= Records for processing =

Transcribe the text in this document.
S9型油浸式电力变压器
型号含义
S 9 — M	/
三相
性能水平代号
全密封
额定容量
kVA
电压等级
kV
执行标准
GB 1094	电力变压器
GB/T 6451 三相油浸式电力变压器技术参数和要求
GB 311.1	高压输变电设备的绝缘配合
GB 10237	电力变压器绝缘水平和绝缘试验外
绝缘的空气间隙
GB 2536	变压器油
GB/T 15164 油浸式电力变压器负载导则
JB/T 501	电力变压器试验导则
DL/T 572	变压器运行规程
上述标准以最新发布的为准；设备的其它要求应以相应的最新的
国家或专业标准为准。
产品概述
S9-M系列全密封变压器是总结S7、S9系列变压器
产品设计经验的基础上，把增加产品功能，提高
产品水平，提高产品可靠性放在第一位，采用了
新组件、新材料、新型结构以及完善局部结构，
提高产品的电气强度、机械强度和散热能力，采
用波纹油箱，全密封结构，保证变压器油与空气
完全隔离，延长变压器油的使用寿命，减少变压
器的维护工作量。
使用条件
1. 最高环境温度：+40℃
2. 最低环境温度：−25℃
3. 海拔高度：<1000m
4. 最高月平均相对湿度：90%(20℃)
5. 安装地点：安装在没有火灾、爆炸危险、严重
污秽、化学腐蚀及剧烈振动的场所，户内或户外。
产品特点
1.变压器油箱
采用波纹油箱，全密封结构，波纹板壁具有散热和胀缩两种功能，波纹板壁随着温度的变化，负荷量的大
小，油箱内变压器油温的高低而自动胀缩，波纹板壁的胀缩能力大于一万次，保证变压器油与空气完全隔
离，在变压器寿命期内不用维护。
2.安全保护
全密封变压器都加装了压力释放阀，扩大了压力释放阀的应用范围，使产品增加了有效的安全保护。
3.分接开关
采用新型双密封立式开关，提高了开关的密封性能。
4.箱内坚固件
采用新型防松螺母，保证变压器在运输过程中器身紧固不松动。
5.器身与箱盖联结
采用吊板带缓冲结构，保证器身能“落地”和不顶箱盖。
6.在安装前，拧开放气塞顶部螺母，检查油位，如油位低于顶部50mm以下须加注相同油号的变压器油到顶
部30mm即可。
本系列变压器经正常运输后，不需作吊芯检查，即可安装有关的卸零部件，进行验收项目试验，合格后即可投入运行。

...

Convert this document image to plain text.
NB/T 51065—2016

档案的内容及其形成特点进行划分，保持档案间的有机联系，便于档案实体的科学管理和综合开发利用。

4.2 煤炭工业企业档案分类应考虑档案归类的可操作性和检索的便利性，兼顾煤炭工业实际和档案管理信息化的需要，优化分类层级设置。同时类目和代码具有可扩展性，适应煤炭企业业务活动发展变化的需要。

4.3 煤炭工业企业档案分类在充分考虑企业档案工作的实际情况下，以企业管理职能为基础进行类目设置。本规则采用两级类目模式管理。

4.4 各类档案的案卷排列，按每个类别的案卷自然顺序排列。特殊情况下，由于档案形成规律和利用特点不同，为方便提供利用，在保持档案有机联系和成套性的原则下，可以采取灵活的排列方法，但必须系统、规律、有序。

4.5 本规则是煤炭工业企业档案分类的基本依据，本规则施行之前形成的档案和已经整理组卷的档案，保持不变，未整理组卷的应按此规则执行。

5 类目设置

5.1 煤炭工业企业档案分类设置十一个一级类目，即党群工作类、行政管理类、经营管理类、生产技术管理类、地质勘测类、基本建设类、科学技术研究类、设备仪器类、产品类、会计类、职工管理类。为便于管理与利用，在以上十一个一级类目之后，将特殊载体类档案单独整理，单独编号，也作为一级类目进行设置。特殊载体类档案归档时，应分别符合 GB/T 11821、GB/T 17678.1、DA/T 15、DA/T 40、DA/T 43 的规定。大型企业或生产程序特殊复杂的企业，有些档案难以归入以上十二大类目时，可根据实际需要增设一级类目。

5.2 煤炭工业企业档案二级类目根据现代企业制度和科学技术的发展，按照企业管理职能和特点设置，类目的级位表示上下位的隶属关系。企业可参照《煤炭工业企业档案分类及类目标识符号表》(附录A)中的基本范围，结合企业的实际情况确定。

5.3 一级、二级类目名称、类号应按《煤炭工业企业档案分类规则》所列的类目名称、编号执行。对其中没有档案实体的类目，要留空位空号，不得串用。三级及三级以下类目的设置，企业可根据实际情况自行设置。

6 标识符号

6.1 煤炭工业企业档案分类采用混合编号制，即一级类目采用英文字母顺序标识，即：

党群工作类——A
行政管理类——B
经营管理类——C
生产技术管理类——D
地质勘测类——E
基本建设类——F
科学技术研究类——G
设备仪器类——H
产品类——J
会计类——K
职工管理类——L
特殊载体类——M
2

= Task details =
For each line of the entries that includes "设备仪器类", show that line.

= Expected answer =
5.1 煤炭工业企业档案分类设置十一个一级类目，即党群工作类、行政管理类、经营管理类、生产技术管理类、地质勘测类、基本建设类、科学技术研究类、设备仪器类、产品类、会计类、职工管理类。为便于管理与利用，在以上十一个一级类目之后，将特殊载体类档案单独整理，单独编号，也作为一级类目进行设置。特殊载体类档案归档时，应分别符合 GB/T 11821、GB/T 17678.1、DA/T 15、DA/T 40、DA/T 43 的规定。大型企业或生产程序特殊复杂的企业，有些档案难以归入以上十二大类目时，可根据实际需要增设一级类目。
设备仪器类——H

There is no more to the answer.